** Supplied text follows **
CMake 4.0 Installation Guide

  1. Install OpenSSL Development Libraries:

    dnf -y install openssl-devel
    
  2. Download CMake Source Code:

    cd /usr/local/src
    wget https://github.com/Kitware/CMake/releases/download/v4.0.0/cmake-4.0.0.tar.gz
    
  3. Extract the Archive:

    tar xvf cmake-4.0.0.tar.gz
    
  4. Create Installation Directory:

    mkdir /usr/local/cmake-4
    
  5. Configure CMake:

    cd /usr/local/cmake-4
    /usr/local/src/cmake-4.0.0/configure
    
  6. Compile CMake:

    make -j $(nproc)
    
  7. Install CMake:

    make install
    

Go 1.24.2 Installation Guide

  1. Download Go Distribution:

    cd /usr/local
    wget https://go.dev/dl/go1.24.2.linux-amd64.tar.gz
    
  2. Extract the Archive:

    tar xvf go1.24.2.linux-amd64.tar.gz
    
  3. Post Install Configuration:

    echo 'export PATH=$PATH:/usr/local/go/bin' > /etc/profile.d/go.sh
    source /etc/profile.d/go.sh
    

Complete Ollama37 Compilation Guide

Prerequisites: All components installed as per the guides above:

  • Rocky Linux 8
  • Git
  • CMake 4.0
  • Go 1.24.2
  • GCC 10
  • CUDA Toolkit 11.4

Compilation Steps:

  1. Navigate to Build Directory:

    cd /usr/local/src
    
  2. Clone the Repository:

    git clone https://github.com/dogkeeper886/ollama37
    cd ollama37
    
  3. CMake Configuration: Set compiler variables and configure the build system:

    CC=/usr/local/bin/gcc CXX=/usr/local/bin/g++ cmake -B build
    
  4. CMake Build: Compile the C++ components:

    CC=/usr/local/bin/gcc CXX=/usr/local/bin/g++ cmake --build build
    
  5. Go Build: Compile the Go components:

    go build -o ollama .
** End of Supplied text **
** Listed records follows **
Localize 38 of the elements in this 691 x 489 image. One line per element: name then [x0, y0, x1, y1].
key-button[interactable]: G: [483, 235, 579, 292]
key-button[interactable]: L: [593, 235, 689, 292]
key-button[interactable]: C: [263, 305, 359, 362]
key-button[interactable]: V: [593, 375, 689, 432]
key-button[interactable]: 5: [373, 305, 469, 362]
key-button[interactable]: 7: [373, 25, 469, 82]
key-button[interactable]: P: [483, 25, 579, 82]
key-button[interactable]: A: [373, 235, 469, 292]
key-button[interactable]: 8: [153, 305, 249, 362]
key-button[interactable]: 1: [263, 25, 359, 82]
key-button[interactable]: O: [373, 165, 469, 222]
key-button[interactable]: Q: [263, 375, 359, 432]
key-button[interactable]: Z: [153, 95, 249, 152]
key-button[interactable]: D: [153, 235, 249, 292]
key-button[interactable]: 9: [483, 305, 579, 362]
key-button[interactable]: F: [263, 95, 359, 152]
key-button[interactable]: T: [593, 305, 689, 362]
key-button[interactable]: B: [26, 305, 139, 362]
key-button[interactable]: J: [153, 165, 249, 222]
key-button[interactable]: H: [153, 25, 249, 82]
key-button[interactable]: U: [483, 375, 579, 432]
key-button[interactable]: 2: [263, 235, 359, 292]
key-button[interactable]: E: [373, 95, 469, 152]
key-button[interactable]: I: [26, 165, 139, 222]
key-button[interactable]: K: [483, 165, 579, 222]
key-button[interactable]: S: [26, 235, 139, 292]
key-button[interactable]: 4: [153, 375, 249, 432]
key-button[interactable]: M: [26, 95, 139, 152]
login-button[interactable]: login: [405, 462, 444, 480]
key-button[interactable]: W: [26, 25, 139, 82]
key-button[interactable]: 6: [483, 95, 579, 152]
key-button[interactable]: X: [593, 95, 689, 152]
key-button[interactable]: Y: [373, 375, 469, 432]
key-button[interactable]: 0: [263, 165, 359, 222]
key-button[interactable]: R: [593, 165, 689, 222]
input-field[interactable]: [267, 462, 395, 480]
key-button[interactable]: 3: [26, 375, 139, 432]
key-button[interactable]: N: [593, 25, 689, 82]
** End of Listed records **
*Exercise aim*. Summarize the build guide in exactly two sentences.

*Expected answer*. The build guide explains how to compile and install CMake 4.0 from source after installing the OpenSSL development libraries, and how to install Go 1.24.2 by extracting its distribution in /usr/local and adding /usr/local/go/bin to the PATH. It then describes compiling Ollama37 on Rocky Linux 8 with Git, CMake 4.0, Go 1.24.2, GCC 10 and CUDA Toolkit 11.4 by cloning the repository, configuring and building the C++ components with CMake using the compilers in /usr/local/bin, and building the Go components with go build.